# What is needed
Counting only lines that hold "ylabel", give the total and nothing more.

* Start Listed records *

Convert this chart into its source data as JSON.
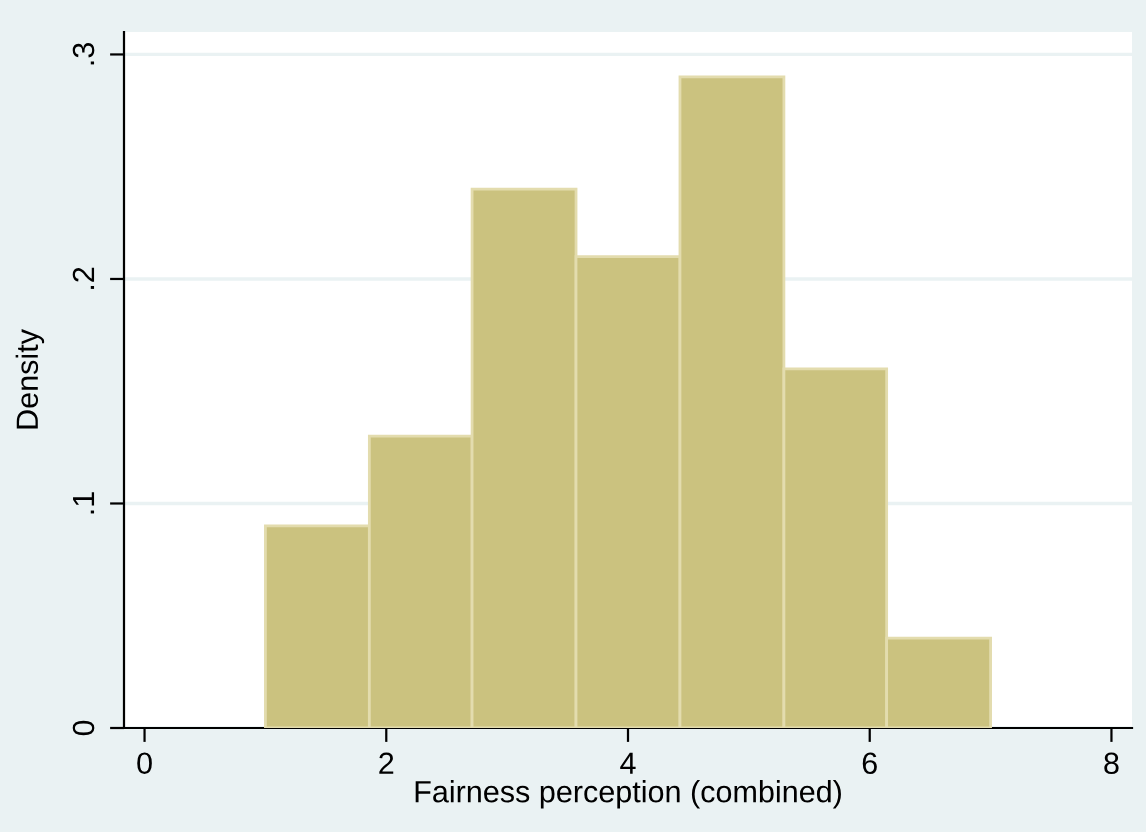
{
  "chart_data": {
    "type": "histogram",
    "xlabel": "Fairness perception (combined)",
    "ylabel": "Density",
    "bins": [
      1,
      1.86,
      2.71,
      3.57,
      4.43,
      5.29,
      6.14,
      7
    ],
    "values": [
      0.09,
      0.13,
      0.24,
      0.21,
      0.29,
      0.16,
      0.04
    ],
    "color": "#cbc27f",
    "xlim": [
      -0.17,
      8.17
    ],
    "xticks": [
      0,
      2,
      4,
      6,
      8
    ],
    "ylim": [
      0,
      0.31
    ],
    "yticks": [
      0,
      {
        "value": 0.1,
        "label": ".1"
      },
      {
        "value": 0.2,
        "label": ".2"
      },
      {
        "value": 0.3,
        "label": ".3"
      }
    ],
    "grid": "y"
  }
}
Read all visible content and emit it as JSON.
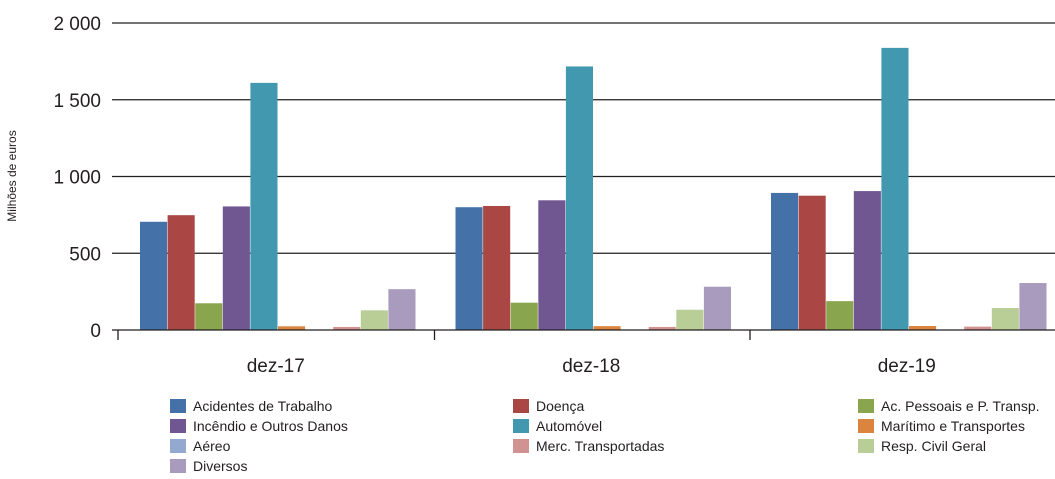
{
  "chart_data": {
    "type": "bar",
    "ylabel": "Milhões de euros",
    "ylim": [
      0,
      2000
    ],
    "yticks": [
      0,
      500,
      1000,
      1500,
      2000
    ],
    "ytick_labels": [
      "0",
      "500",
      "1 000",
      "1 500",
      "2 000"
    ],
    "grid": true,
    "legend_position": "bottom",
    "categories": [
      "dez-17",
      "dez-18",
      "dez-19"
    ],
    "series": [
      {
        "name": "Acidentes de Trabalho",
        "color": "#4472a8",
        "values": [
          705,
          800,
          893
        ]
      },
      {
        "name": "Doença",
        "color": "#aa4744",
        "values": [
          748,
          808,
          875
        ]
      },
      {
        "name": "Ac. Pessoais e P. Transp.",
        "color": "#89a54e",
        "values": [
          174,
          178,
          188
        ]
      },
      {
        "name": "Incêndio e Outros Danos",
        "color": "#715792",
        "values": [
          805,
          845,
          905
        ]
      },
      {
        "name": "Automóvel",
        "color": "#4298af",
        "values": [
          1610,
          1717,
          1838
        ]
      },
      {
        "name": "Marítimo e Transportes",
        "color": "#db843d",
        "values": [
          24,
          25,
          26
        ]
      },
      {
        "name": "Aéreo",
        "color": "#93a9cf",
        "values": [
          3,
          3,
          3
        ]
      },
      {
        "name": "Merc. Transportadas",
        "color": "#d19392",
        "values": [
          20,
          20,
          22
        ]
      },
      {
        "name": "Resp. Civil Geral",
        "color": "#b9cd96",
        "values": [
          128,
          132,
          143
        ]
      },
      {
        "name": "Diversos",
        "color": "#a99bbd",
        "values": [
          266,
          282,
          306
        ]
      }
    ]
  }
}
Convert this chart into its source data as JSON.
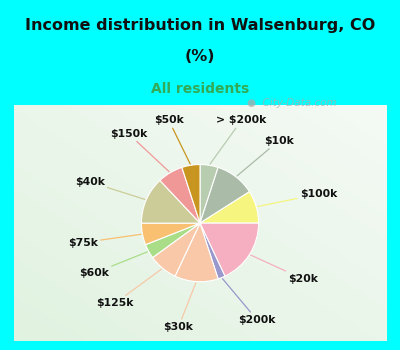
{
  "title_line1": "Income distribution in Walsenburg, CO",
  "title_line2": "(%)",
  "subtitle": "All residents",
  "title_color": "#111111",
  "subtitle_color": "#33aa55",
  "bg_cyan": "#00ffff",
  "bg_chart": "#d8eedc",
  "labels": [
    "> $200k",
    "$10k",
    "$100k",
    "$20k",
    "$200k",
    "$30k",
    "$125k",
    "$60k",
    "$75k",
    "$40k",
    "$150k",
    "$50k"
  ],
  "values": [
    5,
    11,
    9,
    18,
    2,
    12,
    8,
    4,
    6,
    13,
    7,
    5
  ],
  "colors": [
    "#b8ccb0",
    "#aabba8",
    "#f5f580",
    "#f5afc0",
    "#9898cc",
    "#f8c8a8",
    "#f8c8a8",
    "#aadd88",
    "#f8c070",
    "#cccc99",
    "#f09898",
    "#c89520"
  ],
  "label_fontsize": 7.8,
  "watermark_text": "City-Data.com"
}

* End Listed records *

# Reply to the exercise
2